----- Passage given -----

A method of providing a ship with a large diameter screw propeller and a ship having a large diameter screw propeller

DESCRIPTION

TECHNICAL FIELD

The present invention relates to a method of increasing propulsion efficiency and onboard ship comfort performance.

It also relates to a ship having a propeller arrangement that provides increased propulsion efficiency and onboard ship comfort performance.

The term "ship" as used herein designates a marine vessel that usually has enough size to carry its own boats, such as lifeboats, dinghies, or runabouts. A rule of thumb used is "a boat can fit on a ship, but a ship can't fit on a boat".

Further, the term "transom" as used herein designates the surface that forms the stern of a vessel. Transoms may be flat or curved and they may be vertical, raked forward (known as retrousse), or raked aft. The bottom tip of the transom can be approximately on the waterline, in which case the stern of the vessel is referred to as a "transom stern", or the hull can continue so that the centerline is well above the waterline before terminating in a transom, in which case it is referred to as a "counter stern".

-----

Proceed with the patent description on large-diameter ship propellers, starting right after its last sentence. The listing that follows has no connection to the patent description on ship propellers.

----- Material -----

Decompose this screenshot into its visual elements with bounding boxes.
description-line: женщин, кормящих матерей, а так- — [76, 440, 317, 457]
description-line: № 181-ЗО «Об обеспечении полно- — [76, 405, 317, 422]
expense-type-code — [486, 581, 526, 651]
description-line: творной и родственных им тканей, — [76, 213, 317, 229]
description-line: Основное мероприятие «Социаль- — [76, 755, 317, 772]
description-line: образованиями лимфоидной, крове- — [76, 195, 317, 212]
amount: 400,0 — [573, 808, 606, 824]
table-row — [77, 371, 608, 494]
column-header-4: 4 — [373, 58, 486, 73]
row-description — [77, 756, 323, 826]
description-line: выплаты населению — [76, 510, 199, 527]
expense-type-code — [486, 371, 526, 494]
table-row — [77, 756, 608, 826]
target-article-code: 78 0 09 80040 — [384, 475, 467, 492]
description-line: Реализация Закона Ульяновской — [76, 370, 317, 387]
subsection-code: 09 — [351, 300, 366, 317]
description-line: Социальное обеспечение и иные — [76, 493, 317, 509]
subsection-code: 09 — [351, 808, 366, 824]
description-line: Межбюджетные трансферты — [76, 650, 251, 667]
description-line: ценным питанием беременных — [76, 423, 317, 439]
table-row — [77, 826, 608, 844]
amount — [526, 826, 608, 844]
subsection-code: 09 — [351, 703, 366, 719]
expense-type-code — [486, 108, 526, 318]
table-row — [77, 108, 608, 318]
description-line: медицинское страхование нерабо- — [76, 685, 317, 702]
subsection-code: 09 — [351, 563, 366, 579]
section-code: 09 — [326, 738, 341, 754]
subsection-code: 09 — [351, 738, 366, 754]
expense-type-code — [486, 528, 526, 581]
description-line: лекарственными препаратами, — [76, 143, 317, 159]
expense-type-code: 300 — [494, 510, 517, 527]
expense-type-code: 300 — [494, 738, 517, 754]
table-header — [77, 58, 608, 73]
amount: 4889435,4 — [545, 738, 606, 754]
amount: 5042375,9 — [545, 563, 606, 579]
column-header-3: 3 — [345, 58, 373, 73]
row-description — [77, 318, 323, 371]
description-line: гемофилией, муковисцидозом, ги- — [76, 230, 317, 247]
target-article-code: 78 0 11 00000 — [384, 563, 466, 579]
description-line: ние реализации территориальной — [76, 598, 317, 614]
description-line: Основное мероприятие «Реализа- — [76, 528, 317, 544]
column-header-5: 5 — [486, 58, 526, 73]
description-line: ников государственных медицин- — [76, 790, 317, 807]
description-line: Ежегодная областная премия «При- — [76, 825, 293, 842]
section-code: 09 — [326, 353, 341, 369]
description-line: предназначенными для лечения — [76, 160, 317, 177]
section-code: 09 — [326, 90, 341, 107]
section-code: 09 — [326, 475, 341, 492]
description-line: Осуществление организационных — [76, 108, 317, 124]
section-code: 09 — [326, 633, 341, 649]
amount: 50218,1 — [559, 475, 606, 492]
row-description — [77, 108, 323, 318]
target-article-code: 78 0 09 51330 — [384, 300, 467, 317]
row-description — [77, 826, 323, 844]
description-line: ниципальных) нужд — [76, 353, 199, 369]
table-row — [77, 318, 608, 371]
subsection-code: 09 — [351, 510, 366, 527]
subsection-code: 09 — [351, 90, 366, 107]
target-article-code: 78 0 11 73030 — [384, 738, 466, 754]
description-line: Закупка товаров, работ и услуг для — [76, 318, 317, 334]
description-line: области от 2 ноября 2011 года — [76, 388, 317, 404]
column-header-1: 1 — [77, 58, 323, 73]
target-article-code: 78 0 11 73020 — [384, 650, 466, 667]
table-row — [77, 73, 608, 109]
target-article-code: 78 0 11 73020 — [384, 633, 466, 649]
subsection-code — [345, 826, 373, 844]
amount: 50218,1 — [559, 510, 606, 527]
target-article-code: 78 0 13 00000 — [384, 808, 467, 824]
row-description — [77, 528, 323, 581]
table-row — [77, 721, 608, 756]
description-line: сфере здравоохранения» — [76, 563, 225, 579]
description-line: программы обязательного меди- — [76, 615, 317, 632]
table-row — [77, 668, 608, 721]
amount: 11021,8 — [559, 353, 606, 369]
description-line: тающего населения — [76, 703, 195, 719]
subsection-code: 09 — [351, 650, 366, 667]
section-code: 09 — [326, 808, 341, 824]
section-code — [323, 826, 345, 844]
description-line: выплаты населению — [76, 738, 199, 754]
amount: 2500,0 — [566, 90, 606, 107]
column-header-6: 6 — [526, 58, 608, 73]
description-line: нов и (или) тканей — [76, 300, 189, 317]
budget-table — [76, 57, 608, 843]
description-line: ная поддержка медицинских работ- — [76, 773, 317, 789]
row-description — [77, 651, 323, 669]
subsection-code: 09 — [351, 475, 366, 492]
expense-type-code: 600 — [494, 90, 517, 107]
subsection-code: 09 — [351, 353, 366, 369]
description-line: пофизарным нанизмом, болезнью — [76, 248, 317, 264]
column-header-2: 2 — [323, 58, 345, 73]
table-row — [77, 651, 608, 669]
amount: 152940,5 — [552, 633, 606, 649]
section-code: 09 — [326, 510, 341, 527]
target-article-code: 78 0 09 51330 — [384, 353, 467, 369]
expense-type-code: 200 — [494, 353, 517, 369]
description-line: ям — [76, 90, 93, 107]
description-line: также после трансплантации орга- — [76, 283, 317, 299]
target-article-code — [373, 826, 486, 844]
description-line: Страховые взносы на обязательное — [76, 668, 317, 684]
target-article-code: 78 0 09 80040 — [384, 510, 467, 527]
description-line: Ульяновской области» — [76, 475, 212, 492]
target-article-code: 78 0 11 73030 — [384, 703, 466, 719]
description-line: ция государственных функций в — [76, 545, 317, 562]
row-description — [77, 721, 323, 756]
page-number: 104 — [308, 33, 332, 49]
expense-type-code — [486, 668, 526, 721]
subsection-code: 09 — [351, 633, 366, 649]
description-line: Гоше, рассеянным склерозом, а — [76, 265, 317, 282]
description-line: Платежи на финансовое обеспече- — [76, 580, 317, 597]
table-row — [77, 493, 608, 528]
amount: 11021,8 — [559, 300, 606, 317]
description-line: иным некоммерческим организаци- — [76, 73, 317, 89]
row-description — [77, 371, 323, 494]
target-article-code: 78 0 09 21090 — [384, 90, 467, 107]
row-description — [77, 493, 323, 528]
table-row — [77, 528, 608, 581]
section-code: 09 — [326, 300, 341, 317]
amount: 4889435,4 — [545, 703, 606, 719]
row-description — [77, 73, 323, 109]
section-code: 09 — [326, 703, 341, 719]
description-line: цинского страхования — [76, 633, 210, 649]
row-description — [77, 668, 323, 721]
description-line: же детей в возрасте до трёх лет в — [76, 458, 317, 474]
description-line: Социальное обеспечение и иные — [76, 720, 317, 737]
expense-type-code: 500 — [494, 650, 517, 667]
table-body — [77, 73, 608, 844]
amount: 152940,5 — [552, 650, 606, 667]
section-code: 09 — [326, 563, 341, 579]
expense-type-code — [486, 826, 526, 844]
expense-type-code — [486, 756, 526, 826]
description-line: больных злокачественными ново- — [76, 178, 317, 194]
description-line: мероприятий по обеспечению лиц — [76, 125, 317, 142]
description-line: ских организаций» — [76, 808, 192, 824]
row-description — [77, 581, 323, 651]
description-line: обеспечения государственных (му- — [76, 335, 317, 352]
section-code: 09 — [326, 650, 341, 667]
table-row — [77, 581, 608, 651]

-----

● Answer for the task
BACKGROUND ART

One problem facing ship designers is that of keeping hull vibration to an acceptable level. Excessive vibration not only causes unpleasant noise in the vessel but may also produce dangerous stressing of the ship's structure. In addition, the forces causing hull vibration also cause other undesirable effects.

The problem of hull vibration arises more nowadays than in the past because ships are generally larger and more powerful. The increase in power results in an increase in the excitation forces which cause hull vibration and the increase in size makes the hull more susceptible to vibration by these forces

A principal cause of hull vibration is pressure fluctuations in the water generated by the propeller which act on the hull above the propeller. Due to variations in the wake across the propeller disc, that is, the area swept out by the propeller blades, the blades undergo

substantial changes in loading as the propeller rotates. With a conventional single screw stern construction, the maximum wake at the propeller disc may be as much as eight times the minimum wake there. One effect of the rapidly changing loading on the propeller blades as the propeller rotates is to produce the strong pressure pulses in the water which excite hull vibrations and may cause serious cavitation erosion of the propeller blades.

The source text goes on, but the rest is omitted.